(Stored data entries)
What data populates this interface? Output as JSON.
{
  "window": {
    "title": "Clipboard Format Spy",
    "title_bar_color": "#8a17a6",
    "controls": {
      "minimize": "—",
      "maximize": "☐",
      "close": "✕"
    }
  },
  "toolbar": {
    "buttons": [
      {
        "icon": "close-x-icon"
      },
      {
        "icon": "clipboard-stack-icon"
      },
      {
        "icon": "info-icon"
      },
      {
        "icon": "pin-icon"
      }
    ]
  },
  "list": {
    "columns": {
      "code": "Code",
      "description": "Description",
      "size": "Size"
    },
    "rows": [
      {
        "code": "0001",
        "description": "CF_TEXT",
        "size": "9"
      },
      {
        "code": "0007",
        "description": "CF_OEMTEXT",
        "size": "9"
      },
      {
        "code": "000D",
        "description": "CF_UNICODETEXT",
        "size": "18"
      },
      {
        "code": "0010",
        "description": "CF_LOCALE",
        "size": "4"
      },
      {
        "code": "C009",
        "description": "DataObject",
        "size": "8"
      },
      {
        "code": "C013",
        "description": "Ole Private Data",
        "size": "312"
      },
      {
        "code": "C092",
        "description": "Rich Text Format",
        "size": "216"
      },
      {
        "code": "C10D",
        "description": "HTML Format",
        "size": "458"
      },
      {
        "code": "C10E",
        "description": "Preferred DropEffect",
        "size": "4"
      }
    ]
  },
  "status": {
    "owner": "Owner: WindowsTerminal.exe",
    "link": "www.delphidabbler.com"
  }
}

▶ Task to complete
Write out the material exactly as given.

▶ Right answer
What data populates this interface? Output as JSON.
{
  "window": {
    "title": "Clipboard Format Spy",
    "title_bar_color": "#8a17a6",
    "controls": {
      "minimize": "—",
      "maximize": "☐",
      "close": "✕"
    }
  },
  "toolbar": {
    "buttons": [
      {
        "icon": "close-x-icon"
      },
      {
        "icon": "clipboard-stack-icon"
      },
      {
        "icon": "info-icon"
      },
      {
        "icon": "pin-icon"
      }
    ]
  },
  "list": {
    "columns": {
      "code": "Code",
      "description": "Description",
      "size": "Size"
    },
    "rows": [
      {
        "code": "0001",
        "description": "CF_TEXT",
        "size": "9"
      },
      {
        "code": "0007",
        "description": "CF_OEMTEXT",
        "size": "9"
      },
      {
        "code": "000D",
        "description": "CF_UNICODETEXT",
        "size": "18"
      },
      {
        "code": "0010",
        "description": "CF_LOCALE",
        "size": "4"
      },
      {
        "code": "C009",
        "description": "DataObject",
        "size": "8"
      },
      {
        "code": "C013",
        "description": "Ole Private Data",
        "size": "312"
      },
      {
        "code": "C092",
        "description": "Rich Text Format",
        "size": "216"
      },
      {
        "code": "C10D",
        "description": "HTML Format",
        "size": "458"
      },
      {
        "code": "C10E",
        "description": "Preferred DropEffect",
        "size": "4"
      }
    ]
  },
  "status": {
    "owner": "Owner: WindowsTerminal.exe",
    "link": "www.delphidabbler.com"
  }
}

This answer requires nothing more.